Saved entries:
## BEGIN

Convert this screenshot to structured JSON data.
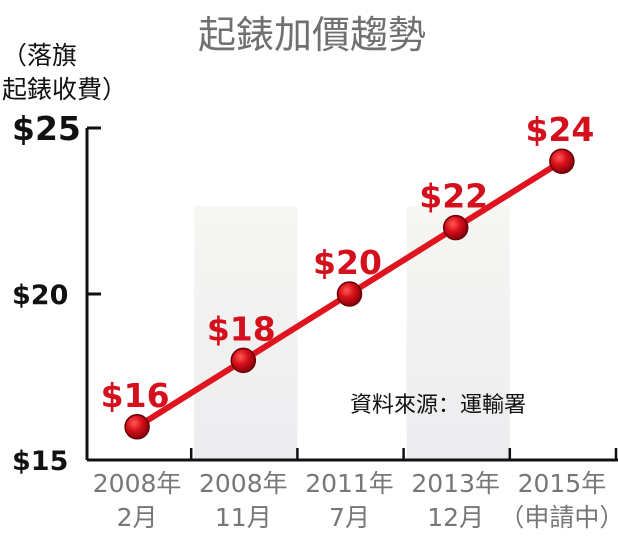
{
  "chart_data": {
    "type": "line",
    "title": "起錶加價趨勢",
    "ylabel_lines": [
      "（落旗",
      "起錶收費）"
    ],
    "ylim": [
      15,
      25
    ],
    "yticks": [
      {
        "value": 25,
        "label": "$25"
      },
      {
        "value": 20,
        "label": "$20"
      },
      {
        "value": 15,
        "label": "$15"
      }
    ],
    "categories": [
      {
        "line1": "2008年",
        "line2": "2月"
      },
      {
        "line1": "2008年",
        "line2": "11月"
      },
      {
        "line1": "2011年",
        "line2": "7月"
      },
      {
        "line1": "2013年",
        "line2": "12月"
      },
      {
        "line1": "2015年",
        "line2": "（申請中）"
      }
    ],
    "values": [
      16,
      18,
      20,
      22,
      24
    ],
    "data_labels": [
      "$16",
      "$18",
      "$20",
      "$22",
      "$24"
    ],
    "source": "資料來源：運輸署",
    "grid": false,
    "colors": {
      "line": "#e0141e",
      "marker": "#c80a14",
      "label": "#d4101c",
      "band": "#eeeef1",
      "axis": "#111111"
    }
  }
}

## END

_TASK DETAILS_:
Copy every line above word for word and exclude the pictures.

_PROBLEM SOLUTION_:
Convert this screenshot to structured JSON data.
{
  "chart_data": {
    "type": "line",
    "title": "起錶加價趨勢",
    "ylabel_lines": [
      "（落旗",
      "起錶收費）"
    ],
    "ylim": [
      15,
      25
    ],
    "yticks": [
      {
        "value": 25,
        "label": "$25"
      },
      {
        "value": 20,
        "label": "$20"
      },
      {
        "value": 15,
        "label": "$15"
      }
    ],
    "categories": [
      {
        "line1": "2008年",
        "line2": "2月"
      },
      {
        "line1": "2008年",
        "line2": "11月"
      },
      {
        "line1": "2011年",
        "line2": "7月"
      },
      {
        "line1": "2013年",
        "line2": "12月"
      },
      {
        "line1": "2015年",
        "line2": "（申請中）"
      }
    ],
    "values": [
      16,
      18,
      20,
      22,
      24
    ],
    "data_labels": [
      "$16",
      "$18",
      "$20",
      "$22",
      "$24"
    ],
    "source": "資料來源：運輸署",
    "grid": false,
    "colors": {
      "line": "#e0141e",
      "marker": "#c80a14",
      "label": "#d4101c",
      "band": "#eeeef1",
      "axis": "#111111"
    }
  }
}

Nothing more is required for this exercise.